** What the exercise asks **
Return the number of lines holding "JSON", with nothing added.

** Records that describe figures **
»»

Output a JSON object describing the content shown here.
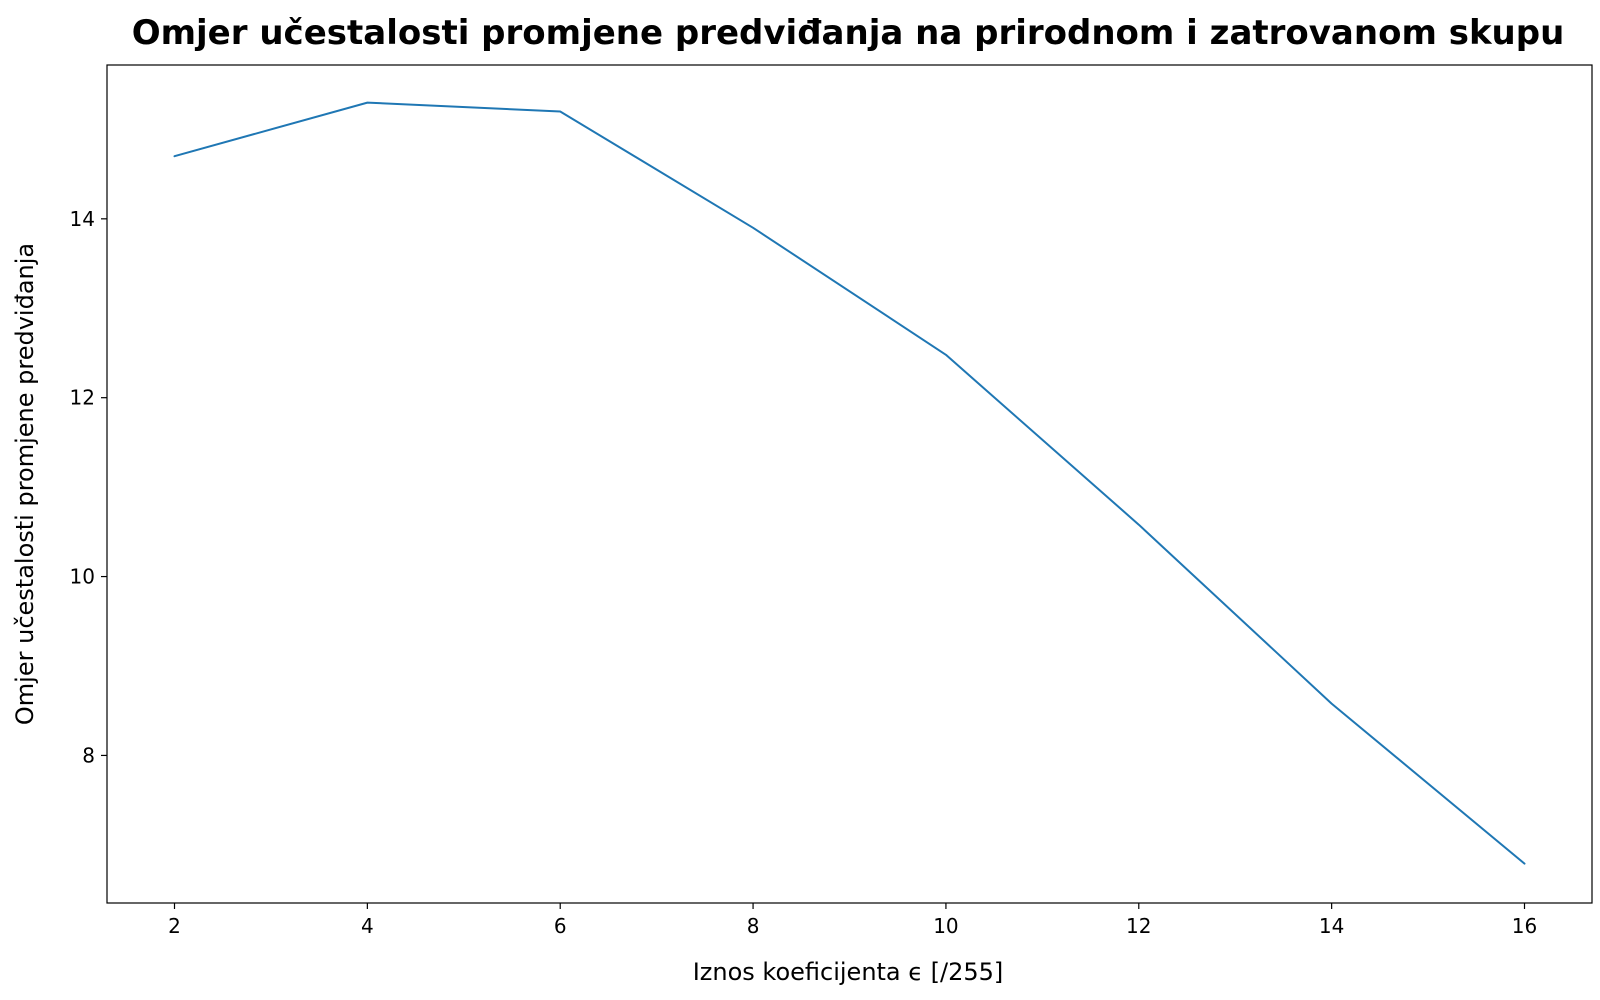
{
  "chart_data": {
    "type": "line",
    "title": "Omjer učestalosti promjene predviđanja na prirodnom i zatrovanom skupu",
    "xlabel": "Iznos koeficijenta ϵ [/255]",
    "ylabel": "Omjer učestalosti promjene predviđanja",
    "x": [
      2,
      4,
      6,
      8,
      10,
      12,
      14,
      16
    ],
    "series": [
      {
        "values": [
          14.7,
          15.3,
          15.2,
          13.9,
          12.48,
          10.58,
          8.58,
          6.79
        ],
        "color": "#1f77b4"
      }
    ],
    "xticks": [
      2,
      4,
      6,
      8,
      10,
      12,
      14,
      16
    ],
    "xtick_labels": [
      "2",
      "4",
      "6",
      "8",
      "10",
      "12",
      "14",
      "16"
    ],
    "yticks": [
      8,
      10,
      12,
      14
    ],
    "ytick_labels": [
      "8",
      "10",
      "12",
      "14"
    ],
    "xlim": [
      1.3,
      16.7
    ],
    "ylim": [
      6.35,
      15.72
    ],
    "grid": false,
    "legend": false
  }
}
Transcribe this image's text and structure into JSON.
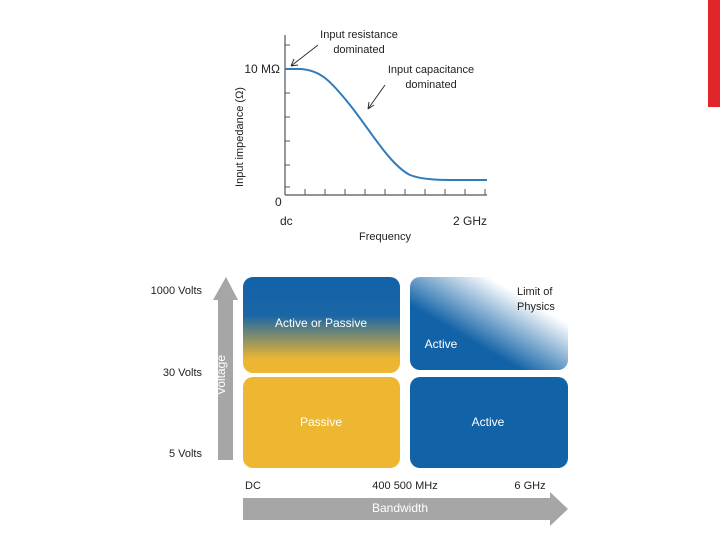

««

** Answer below **
2